Work to be completed
Copy out, from the entries below, each line holding the string "云计算发展三年行动计划".

Record set
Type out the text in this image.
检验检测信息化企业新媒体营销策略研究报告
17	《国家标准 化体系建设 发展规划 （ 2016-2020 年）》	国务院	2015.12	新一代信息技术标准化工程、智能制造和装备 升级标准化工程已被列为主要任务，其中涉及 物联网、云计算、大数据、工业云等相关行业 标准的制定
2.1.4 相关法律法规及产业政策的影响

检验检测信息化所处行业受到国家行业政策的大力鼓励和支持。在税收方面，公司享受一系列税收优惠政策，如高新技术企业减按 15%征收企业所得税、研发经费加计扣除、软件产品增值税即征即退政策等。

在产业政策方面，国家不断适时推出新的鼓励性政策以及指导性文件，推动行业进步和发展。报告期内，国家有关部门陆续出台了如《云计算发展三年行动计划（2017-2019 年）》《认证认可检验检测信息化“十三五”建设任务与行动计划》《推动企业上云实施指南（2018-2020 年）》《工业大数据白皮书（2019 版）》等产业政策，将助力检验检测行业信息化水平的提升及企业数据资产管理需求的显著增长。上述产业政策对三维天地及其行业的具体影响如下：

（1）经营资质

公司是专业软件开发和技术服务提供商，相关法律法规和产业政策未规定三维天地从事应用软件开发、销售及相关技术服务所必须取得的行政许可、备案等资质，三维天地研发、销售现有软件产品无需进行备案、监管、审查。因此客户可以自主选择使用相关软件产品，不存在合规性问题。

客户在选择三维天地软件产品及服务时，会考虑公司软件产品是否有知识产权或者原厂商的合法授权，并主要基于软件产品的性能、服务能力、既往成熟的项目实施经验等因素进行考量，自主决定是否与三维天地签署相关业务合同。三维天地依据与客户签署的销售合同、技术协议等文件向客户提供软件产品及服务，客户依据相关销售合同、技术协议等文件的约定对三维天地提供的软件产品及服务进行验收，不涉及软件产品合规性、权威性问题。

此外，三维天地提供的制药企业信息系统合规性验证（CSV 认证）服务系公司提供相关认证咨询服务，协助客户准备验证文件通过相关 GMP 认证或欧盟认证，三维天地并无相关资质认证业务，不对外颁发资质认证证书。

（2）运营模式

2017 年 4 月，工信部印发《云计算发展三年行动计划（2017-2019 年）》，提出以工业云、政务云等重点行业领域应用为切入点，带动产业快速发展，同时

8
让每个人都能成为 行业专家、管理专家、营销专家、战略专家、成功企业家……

Full response
在产业政策方面，国家不断适时推出新的鼓励性政策以及指导性文件，推动行业进步和发展。报告期内，国家有关部门陆续出台了如《云计算发展三年行动计划（2017-2019 年）》《认证认可检验检测信息化“十三五”建设任务与行动计划》《推动企业上云实施指南（2018-2020 年）》《工业大数据白皮书（2019 版）》等产业政策，将助力检验检测行业信息化水平的提升及企业数据资产管理需求的显著增长。上述产业政策对三维天地及其行业的具体影响如下：
2017 年 4 月，工信部印发《云计算发展三年行动计划（2017-2019 年）》，提出以工业云、政务云等重点行业领域应用为切入点，带动产业快速发展，同时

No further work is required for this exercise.